# Recorded information
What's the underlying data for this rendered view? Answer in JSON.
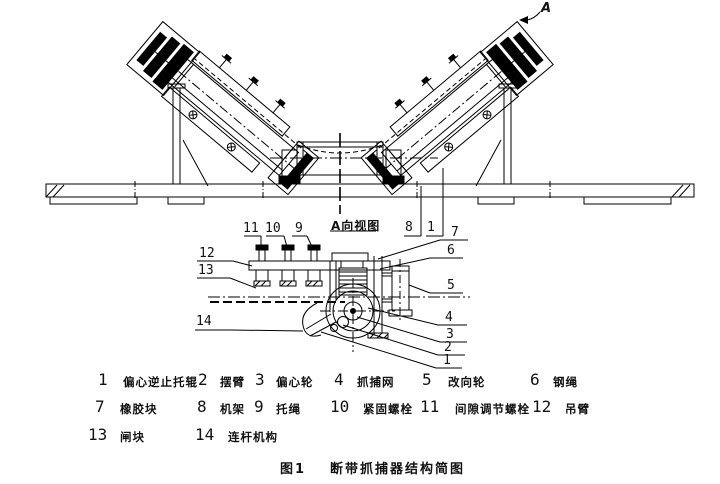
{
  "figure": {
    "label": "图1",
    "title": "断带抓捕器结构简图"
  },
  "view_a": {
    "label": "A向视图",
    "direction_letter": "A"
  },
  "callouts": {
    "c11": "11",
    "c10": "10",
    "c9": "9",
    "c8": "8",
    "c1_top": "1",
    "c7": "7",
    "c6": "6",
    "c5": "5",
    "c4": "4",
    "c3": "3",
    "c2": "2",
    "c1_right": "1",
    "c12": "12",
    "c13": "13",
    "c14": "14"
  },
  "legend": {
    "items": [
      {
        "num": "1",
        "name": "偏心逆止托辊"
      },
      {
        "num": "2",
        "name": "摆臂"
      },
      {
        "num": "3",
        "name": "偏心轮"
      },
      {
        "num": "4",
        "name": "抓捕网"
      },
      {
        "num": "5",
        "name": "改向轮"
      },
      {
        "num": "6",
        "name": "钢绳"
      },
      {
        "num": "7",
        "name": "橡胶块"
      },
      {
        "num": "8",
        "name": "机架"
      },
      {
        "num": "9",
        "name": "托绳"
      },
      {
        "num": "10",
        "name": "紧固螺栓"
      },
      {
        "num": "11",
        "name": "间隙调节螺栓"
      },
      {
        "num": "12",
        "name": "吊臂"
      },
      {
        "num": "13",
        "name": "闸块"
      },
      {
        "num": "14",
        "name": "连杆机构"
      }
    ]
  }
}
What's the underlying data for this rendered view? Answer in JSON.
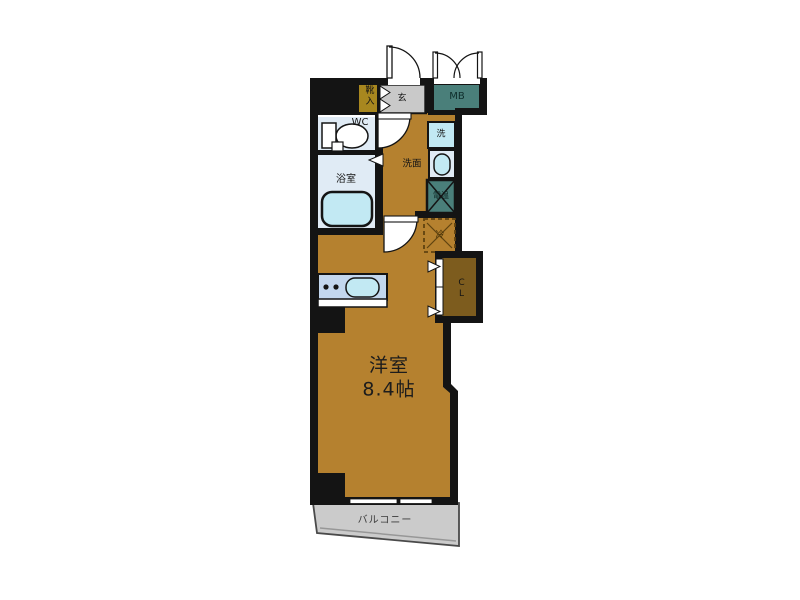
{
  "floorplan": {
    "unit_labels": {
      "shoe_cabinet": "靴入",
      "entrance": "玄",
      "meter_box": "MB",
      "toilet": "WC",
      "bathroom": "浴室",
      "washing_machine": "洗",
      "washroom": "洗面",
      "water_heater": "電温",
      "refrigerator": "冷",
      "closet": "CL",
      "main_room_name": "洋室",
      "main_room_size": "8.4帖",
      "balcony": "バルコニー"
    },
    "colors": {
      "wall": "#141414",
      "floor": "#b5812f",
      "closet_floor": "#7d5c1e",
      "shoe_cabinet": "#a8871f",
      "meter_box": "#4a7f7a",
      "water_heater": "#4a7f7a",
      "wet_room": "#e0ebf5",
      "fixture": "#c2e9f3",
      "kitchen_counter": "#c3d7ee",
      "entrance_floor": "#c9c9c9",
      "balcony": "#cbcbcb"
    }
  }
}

# Given problem
Omit the pictures. Output every record above word for word.

# The completed task
What's the underlying data for this rendered view? Answer in JSON.
{
  "figure": {
    "label": "图1",
    "title": "断带抓捕器结构简图"
  },
  "view_a": {
    "label": "A向视图",
    "direction_letter": "A"
  },
  "callouts": {
    "c11": "11",
    "c10": "10",
    "c9": "9",
    "c8": "8",
    "c1_top": "1",
    "c7": "7",
    "c6": "6",
    "c5": "5",
    "c4": "4",
    "c3": "3",
    "c2": "2",
    "c1_right": "1",
    "c12": "12",
    "c13": "13",
    "c14": "14"
  },
  "legend": {
    "items": [
      {
        "num": "1",
        "name": "偏心逆止托辊"
      },
      {
        "num": "2",
        "name": "摆臂"
      },
      {
        "num": "3",
        "name": "偏心轮"
      },
      {
        "num": "4",
        "name": "抓捕网"
      },
      {
        "num": "5",
        "name": "改向轮"
      },
      {
        "num": "6",
        "name": "钢绳"
      },
      {
        "num": "7",
        "name": "橡胶块"
      },
      {
        "num": "8",
        "name": "机架"
      },
      {
        "num": "9",
        "name": "托绳"
      },
      {
        "num": "10",
        "name": "紧固螺栓"
      },
      {
        "num": "11",
        "name": "间隙调节螺栓"
      },
      {
        "num": "12",
        "name": "吊臂"
      },
      {
        "num": "13",
        "name": "闸块"
      },
      {
        "num": "14",
        "name": "连杆机构"
      }
    ]
  }
}
What's the underlying data for this rendered view? Answer in JSON.
{
  "floorplan": {
    "unit_labels": {
      "shoe_cabinet": "靴入",
      "entrance": "玄",
      "meter_box": "MB",
      "toilet": "WC",
      "bathroom": "浴室",
      "washing_machine": "洗",
      "washroom": "洗面",
      "water_heater": "電温",
      "refrigerator": "冷",
      "closet": "CL",
      "main_room_name": "洋室",
      "main_room_size": "8.4帖",
      "balcony": "バルコニー"
    },
    "colors": {
      "wall": "#141414",
      "floor": "#b5812f",
      "closet_floor": "#7d5c1e",
      "shoe_cabinet": "#a8871f",
      "meter_box": "#4a7f7a",
      "water_heater": "#4a7f7a",
      "wet_room": "#e0ebf5",
      "fixture": "#c2e9f3",
      "kitchen_counter": "#c3d7ee",
      "entrance_floor": "#c9c9c9",
      "balcony": "#cbcbcb"
    }
  }
}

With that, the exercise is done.